» **Stated goal**: Each line of the listing must be transcribed exactly, except for the images, which should be excluded.

[start]

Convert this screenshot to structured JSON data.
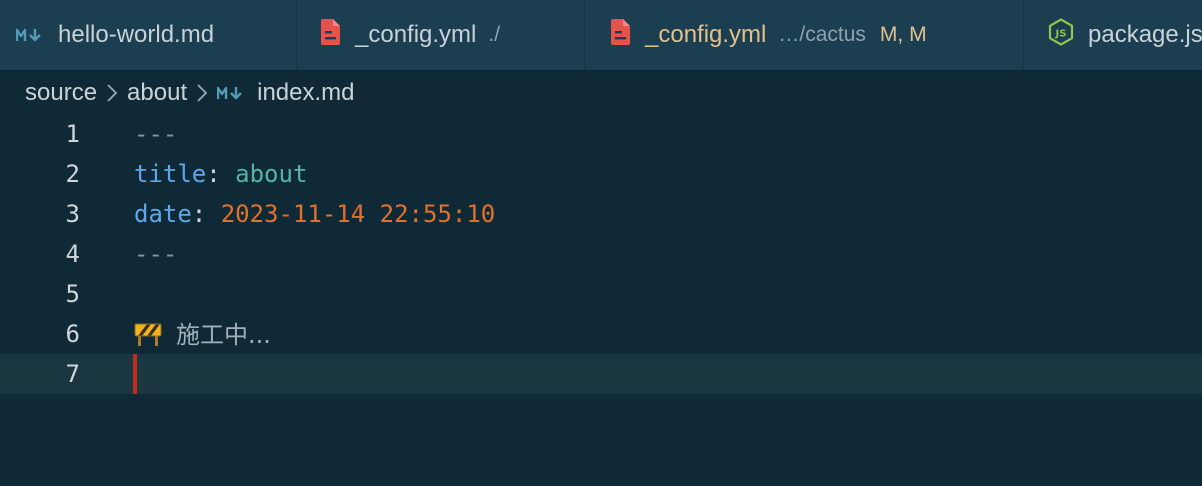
{
  "tabs": [
    {
      "icon": "markdown-icon",
      "label": "hello-world.md",
      "description": "",
      "modified": ""
    },
    {
      "icon": "yaml-file-icon",
      "label": "_config.yml",
      "description": "./",
      "modified": ""
    },
    {
      "icon": "yaml-file-icon",
      "label": "_config.yml",
      "description": "…/cactus",
      "modified": "M, M"
    },
    {
      "icon": "nodejs-icon",
      "label": "package.json",
      "description": "",
      "modified": ""
    }
  ],
  "breadcrumb": {
    "items": [
      "source",
      "about",
      "index.md"
    ],
    "file_icon": "markdown-icon"
  },
  "editor": {
    "line_numbers": [
      "1",
      "2",
      "3",
      "4",
      "5",
      "6",
      "7"
    ],
    "lines": {
      "l1": "---",
      "l2_key": "title",
      "l2_colon": ":",
      "l2_value": "about",
      "l3_key": "date",
      "l3_colon": ":",
      "l3_value": "2023-11-14 22:55:10",
      "l4": "---",
      "l6_icon": "construction-icon",
      "l6_text": "施工中..."
    },
    "current_line": 7
  },
  "colors": {
    "background": "#0f2a36",
    "tabbar": "#1b3e50",
    "key": "#5fa8e8",
    "string": "#56b3a3",
    "number": "#e0702c",
    "modified": "#e2c08d",
    "cursor": "#c42b1c",
    "markdown_icon": "#519aba",
    "yaml_icon": "#e5534b",
    "nodejs_icon": "#8cc84b"
  }
}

[end]

» **Solution to this exercise**:
Convert this screenshot to structured JSON data.
{
  "tabs": [
    {
      "icon": "markdown-icon",
      "label": "hello-world.md",
      "description": "",
      "modified": ""
    },
    {
      "icon": "yaml-file-icon",
      "label": "_config.yml",
      "description": "./",
      "modified": ""
    },
    {
      "icon": "yaml-file-icon",
      "label": "_config.yml",
      "description": "…/cactus",
      "modified": "M, M"
    },
    {
      "icon": "nodejs-icon",
      "label": "package.json",
      "description": "",
      "modified": ""
    }
  ],
  "breadcrumb": {
    "items": [
      "source",
      "about",
      "index.md"
    ],
    "file_icon": "markdown-icon"
  },
  "editor": {
    "line_numbers": [
      "1",
      "2",
      "3",
      "4",
      "5",
      "6",
      "7"
    ],
    "lines": {
      "l1": "---",
      "l2_key": "title",
      "l2_colon": ":",
      "l2_value": "about",
      "l3_key": "date",
      "l3_colon": ":",
      "l3_value": "2023-11-14 22:55:10",
      "l4": "---",
      "l6_icon": "construction-icon",
      "l6_text": "施工中..."
    },
    "current_line": 7
  },
  "colors": {
    "background": "#0f2a36",
    "tabbar": "#1b3e50",
    "key": "#5fa8e8",
    "string": "#56b3a3",
    "number": "#e0702c",
    "modified": "#e2c08d",
    "cursor": "#c42b1c",
    "markdown_icon": "#519aba",
    "yaml_icon": "#e5534b",
    "nodejs_icon": "#8cc84b"
  }
}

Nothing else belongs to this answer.